• Stated exercise: Reproduce every one of the entries below word for word, line by line, without changing anything.

• Data lines:
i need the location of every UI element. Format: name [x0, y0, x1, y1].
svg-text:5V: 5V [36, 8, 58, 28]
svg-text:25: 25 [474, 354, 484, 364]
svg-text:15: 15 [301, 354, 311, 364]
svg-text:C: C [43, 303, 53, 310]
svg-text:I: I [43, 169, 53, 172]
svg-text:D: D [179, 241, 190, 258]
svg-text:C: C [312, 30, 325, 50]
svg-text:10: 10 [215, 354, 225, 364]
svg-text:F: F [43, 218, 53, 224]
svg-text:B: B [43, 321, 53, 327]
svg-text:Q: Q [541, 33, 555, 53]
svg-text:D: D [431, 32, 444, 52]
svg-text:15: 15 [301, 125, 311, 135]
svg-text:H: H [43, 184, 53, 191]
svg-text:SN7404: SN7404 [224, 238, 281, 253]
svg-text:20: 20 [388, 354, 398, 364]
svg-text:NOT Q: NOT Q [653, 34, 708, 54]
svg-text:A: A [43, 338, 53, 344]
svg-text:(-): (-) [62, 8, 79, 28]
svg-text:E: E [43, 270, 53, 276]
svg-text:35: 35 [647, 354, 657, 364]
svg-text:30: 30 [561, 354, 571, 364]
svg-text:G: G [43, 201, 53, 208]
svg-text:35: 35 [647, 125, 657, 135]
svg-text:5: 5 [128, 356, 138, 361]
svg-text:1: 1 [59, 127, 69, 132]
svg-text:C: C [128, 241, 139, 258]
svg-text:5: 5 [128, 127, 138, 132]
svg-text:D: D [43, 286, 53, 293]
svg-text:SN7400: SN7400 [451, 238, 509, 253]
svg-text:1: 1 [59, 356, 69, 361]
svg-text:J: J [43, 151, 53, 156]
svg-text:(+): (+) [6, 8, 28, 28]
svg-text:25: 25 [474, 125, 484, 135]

• Written answer:
i need the location of every UI element. Format: name [x0, y0, x1, y1].
svg-text:5V: 5V [36, 8, 58, 28]
svg-text:25: 25 [474, 354, 484, 364]
svg-text:15: 15 [301, 354, 311, 364]
svg-text:C: C [43, 303, 53, 310]
svg-text:I: I [43, 169, 53, 172]
svg-text:D: D [179, 241, 190, 258]
svg-text:C: C [312, 30, 325, 50]
svg-text:10: 10 [215, 354, 225, 364]
svg-text:F: F [43, 218, 53, 224]
svg-text:B: B [43, 321, 53, 327]
svg-text:Q: Q [541, 33, 555, 53]
svg-text:D: D [431, 32, 444, 52]
svg-text:15: 15 [301, 125, 311, 135]
svg-text:H: H [43, 184, 53, 191]
svg-text:SN7404: SN7404 [224, 238, 281, 253]
svg-text:20: 20 [388, 354, 398, 364]
svg-text:NOT Q: NOT Q [653, 34, 708, 54]
svg-text:A: A [43, 338, 53, 344]
svg-text:(-): (-) [62, 8, 79, 28]
svg-text:E: E [43, 270, 53, 276]
svg-text:35: 35 [647, 354, 657, 364]
svg-text:30: 30 [561, 354, 571, 364]
svg-text:G: G [43, 201, 53, 208]
svg-text:35: 35 [647, 125, 657, 135]
svg-text:5: 5 [128, 356, 138, 361]
svg-text:1: 1 [59, 127, 69, 132]
svg-text:C: C [128, 241, 139, 258]
svg-text:5: 5 [128, 127, 138, 132]
svg-text:D: D [43, 286, 53, 293]
svg-text:SN7400: SN7400 [451, 238, 509, 253]
svg-text:1: 1 [59, 356, 69, 361]
svg-text:J: J [43, 151, 53, 156]
svg-text:(+): (+) [6, 8, 28, 28]
svg-text:25: 25 [474, 125, 484, 135]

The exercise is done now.